TASK STATEMENT -
Scan the lines below for the string "JSON" and report how many lines contain it, giving only the number.

GIVEN ENTRIES -
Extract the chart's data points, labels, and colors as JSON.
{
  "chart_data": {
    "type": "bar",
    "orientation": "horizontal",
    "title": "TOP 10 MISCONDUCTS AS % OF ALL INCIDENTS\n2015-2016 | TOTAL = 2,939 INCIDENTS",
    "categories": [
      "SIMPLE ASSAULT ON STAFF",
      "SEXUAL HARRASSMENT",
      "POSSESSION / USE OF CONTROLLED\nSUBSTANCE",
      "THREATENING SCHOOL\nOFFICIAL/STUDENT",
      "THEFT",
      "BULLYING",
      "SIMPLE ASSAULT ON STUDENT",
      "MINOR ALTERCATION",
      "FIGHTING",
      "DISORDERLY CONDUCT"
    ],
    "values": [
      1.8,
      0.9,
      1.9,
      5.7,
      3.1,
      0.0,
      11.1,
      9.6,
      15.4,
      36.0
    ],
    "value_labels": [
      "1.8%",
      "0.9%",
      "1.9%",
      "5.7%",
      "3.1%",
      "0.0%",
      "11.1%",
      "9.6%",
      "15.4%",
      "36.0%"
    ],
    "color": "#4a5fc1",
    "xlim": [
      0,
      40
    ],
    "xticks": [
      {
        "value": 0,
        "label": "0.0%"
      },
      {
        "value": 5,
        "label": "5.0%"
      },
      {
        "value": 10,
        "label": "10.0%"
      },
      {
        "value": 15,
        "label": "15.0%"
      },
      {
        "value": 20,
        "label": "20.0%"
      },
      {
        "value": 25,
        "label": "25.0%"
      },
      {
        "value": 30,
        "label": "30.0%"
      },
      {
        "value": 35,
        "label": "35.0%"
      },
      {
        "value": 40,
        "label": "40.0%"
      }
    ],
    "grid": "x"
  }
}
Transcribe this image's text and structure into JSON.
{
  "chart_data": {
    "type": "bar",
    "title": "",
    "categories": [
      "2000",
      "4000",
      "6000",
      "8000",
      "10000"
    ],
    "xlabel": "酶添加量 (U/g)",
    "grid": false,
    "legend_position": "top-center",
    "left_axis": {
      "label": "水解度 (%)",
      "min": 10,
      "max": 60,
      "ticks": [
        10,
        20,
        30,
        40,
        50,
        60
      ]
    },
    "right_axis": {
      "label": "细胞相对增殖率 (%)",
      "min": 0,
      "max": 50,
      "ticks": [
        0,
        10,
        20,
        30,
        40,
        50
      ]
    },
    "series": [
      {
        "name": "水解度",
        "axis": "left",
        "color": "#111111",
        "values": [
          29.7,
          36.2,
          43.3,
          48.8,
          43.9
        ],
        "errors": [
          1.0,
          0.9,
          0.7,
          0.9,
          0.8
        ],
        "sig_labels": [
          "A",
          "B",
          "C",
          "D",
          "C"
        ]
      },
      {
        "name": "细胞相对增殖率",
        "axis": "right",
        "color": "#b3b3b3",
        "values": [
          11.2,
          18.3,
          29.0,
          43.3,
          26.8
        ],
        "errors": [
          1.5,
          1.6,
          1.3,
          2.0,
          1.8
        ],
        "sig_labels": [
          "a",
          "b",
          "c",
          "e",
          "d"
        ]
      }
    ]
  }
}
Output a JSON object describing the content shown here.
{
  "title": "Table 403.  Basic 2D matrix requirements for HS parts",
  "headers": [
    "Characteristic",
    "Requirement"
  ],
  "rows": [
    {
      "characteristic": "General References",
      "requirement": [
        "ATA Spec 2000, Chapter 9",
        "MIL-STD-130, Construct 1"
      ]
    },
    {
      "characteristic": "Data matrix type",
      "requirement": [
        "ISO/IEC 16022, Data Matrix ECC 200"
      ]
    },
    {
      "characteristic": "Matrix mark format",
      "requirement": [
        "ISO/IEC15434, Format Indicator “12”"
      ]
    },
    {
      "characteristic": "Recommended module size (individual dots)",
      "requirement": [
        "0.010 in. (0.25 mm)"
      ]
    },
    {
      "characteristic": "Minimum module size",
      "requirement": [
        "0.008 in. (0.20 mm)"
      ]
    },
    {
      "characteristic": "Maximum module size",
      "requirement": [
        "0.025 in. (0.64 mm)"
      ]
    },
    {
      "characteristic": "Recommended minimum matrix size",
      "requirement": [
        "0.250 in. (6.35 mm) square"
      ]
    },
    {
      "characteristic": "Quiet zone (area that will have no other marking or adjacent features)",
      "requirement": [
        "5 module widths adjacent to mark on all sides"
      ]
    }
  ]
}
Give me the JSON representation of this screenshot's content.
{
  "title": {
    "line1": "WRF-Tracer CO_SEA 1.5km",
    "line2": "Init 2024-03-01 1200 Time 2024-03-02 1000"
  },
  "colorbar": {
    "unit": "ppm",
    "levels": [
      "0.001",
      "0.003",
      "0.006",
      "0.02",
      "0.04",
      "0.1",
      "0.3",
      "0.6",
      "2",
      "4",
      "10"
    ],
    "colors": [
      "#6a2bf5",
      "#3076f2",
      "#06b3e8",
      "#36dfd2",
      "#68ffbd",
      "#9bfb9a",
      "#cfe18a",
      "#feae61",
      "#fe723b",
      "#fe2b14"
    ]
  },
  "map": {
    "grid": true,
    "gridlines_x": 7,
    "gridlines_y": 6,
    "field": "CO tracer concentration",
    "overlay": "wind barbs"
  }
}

THE REPLY -
4